Items from a dataset:
========================================

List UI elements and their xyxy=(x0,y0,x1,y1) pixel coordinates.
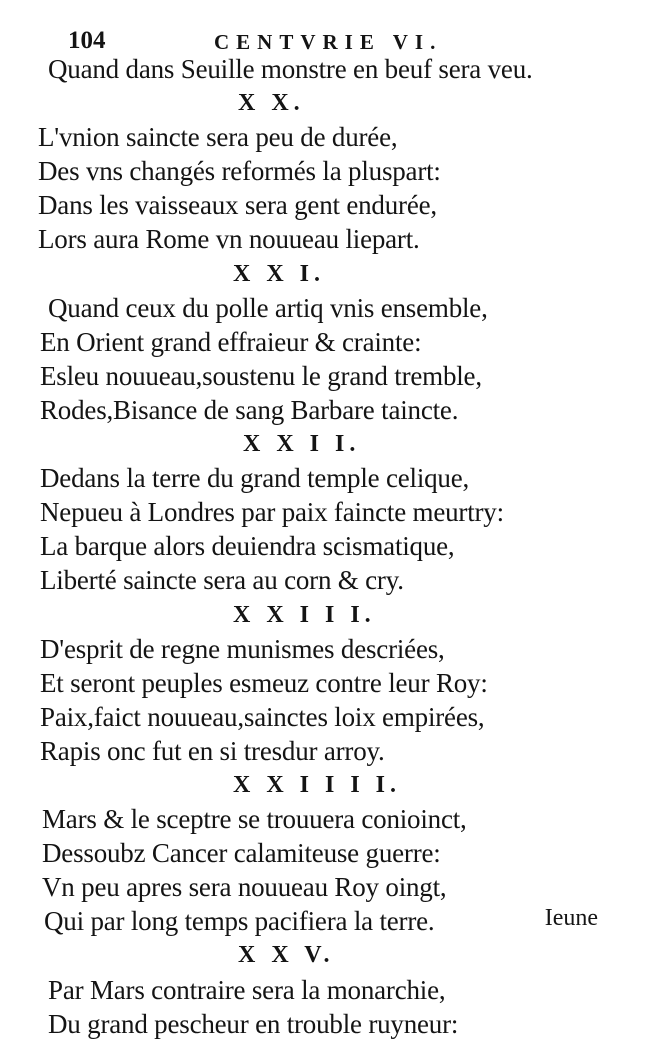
quatrain-number-heading: X X I I I I. xyxy=(233,771,402,798)
page-header xyxy=(68,28,588,54)
verse-line: Quand ceux du polle artiq vnis ensemble, xyxy=(48,292,488,323)
verse-line: Dedans la terre du grand temple celique, xyxy=(40,463,470,494)
verse-line: Rodes,Bisance de sang Barbare taincte. xyxy=(40,394,459,425)
running-head: CENTVRIE VI. xyxy=(214,30,443,54)
quatrain-text xyxy=(38,52,613,1041)
quatrain-number-heading: X X. xyxy=(238,90,305,117)
quatrain-number-heading: X X I I I. xyxy=(233,601,376,628)
quatrain-number-heading: X X I. xyxy=(233,260,326,287)
verse-line: Rapis onc fut en si tresdur arroy. xyxy=(40,735,385,766)
verse-line: Mars & le sceptre se trouuera conioinct, xyxy=(42,804,467,835)
verse-line: Dessoubz Cancer calamiteuse guerre: xyxy=(42,838,441,869)
verse-line: En Orient grand effraieur & crainte: xyxy=(40,326,422,357)
verse-line: Par Mars contraire sera la monarchie, xyxy=(48,974,446,1005)
verse-line: Vn peu apres sera nouueau Roy oingt, xyxy=(42,872,447,903)
verse-line: Nepueu à Londres par paix faincte meurtry: xyxy=(40,497,504,528)
verse-line: Qui par long temps pacifiera la terre. xyxy=(44,906,435,937)
verse-line: Dans les vaisseaux sera gent endurée, xyxy=(38,190,437,221)
verse-line: Quand dans Seuille monstre en beuf sera veu. xyxy=(48,54,533,84)
verse-line: Liberté saincte sera au corn & cry. xyxy=(40,565,404,596)
page-number: 104 xyxy=(68,27,106,54)
quatrain-number-heading: X X V. xyxy=(238,942,335,969)
verse-line: Du grand pescheur en trouble ruyneur: xyxy=(48,1008,459,1039)
verse-line: L'vnion saincte sera peu de durée, xyxy=(38,122,398,153)
verse-line: La barque alors deuiendra scismatique, xyxy=(40,531,455,562)
verse-line: Lors aura Rome vn nouueau liepart. xyxy=(38,224,420,255)
verse-line: Et seront peuples esmeuz contre leur Roy: xyxy=(40,667,488,698)
verse-line: D'esprit de regne munismes descriées, xyxy=(40,633,445,664)
catchword: Ieune xyxy=(544,905,598,931)
verse-line: Esleu nouueau,soustenu le grand tremble, xyxy=(40,360,482,391)
verse-line: Des vns changés reformés la pluspart: xyxy=(38,156,441,187)
verse-line: Paix,faict nouueau,sainctes loix empirées, xyxy=(40,701,485,732)
quatrain-number-heading: X X I I. xyxy=(243,431,361,458)
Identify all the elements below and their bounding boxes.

========================================

Quote all of the lines above word for word, leaving out the pictures.

TASK RESPONSE:
List UI elements and their xyxy=(x0,y0,x1,y1) pixel coordinates.
quatrain-number-heading: X X I I I I. xyxy=(233,771,402,798)
page-header xyxy=(68,28,588,54)
verse-line: Quand ceux du polle artiq vnis ensemble, xyxy=(48,292,488,323)
verse-line: Dedans la terre du grand temple celique, xyxy=(40,463,470,494)
verse-line: Rodes,Bisance de sang Barbare taincte. xyxy=(40,394,459,425)
running-head: CENTVRIE VI. xyxy=(214,30,443,54)
quatrain-text xyxy=(38,52,613,1041)
quatrain-number-heading: X X. xyxy=(238,90,305,117)
quatrain-number-heading: X X I I I. xyxy=(233,601,376,628)
quatrain-number-heading: X X I. xyxy=(233,260,326,287)
verse-line: Rapis onc fut en si tresdur arroy. xyxy=(40,735,385,766)
verse-line: Mars & le sceptre se trouuera conioinct, xyxy=(42,804,467,835)
verse-line: Dessoubz Cancer calamiteuse guerre: xyxy=(42,838,441,869)
verse-line: En Orient grand effraieur & crainte: xyxy=(40,326,422,357)
verse-line: Par Mars contraire sera la monarchie, xyxy=(48,974,446,1005)
verse-line: Vn peu apres sera nouueau Roy oingt, xyxy=(42,872,447,903)
verse-line: Nepueu à Londres par paix faincte meurtry: xyxy=(40,497,504,528)
verse-line: Qui par long temps pacifiera la terre. xyxy=(44,906,435,937)
verse-line: Dans les vaisseaux sera gent endurée, xyxy=(38,190,437,221)
verse-line: Quand dans Seuille monstre en beuf sera veu. xyxy=(48,54,533,84)
verse-line: Liberté saincte sera au corn & cry. xyxy=(40,565,404,596)
page-number: 104 xyxy=(68,27,106,54)
quatrain-number-heading: X X V. xyxy=(238,942,335,969)
verse-line: Du grand pescheur en trouble ruyneur: xyxy=(48,1008,459,1039)
verse-line: L'vnion saincte sera peu de durée, xyxy=(38,122,398,153)
verse-line: La barque alors deuiendra scismatique, xyxy=(40,531,455,562)
verse-line: Lors aura Rome vn nouueau liepart. xyxy=(38,224,420,255)
verse-line: Et seront peuples esmeuz contre leur Roy: xyxy=(40,667,488,698)
verse-line: D'esprit de regne munismes descriées, xyxy=(40,633,445,664)
catchword: Ieune xyxy=(544,905,598,931)
verse-line: Esleu nouueau,soustenu le grand tremble, xyxy=(40,360,482,391)
verse-line: Des vns changés reformés la pluspart: xyxy=(38,156,441,187)
verse-line: Paix,faict nouueau,sainctes loix empirées, xyxy=(40,701,485,732)
quatrain-number-heading: X X I I. xyxy=(243,431,361,458)
Identify all the elements below and their bounding boxes.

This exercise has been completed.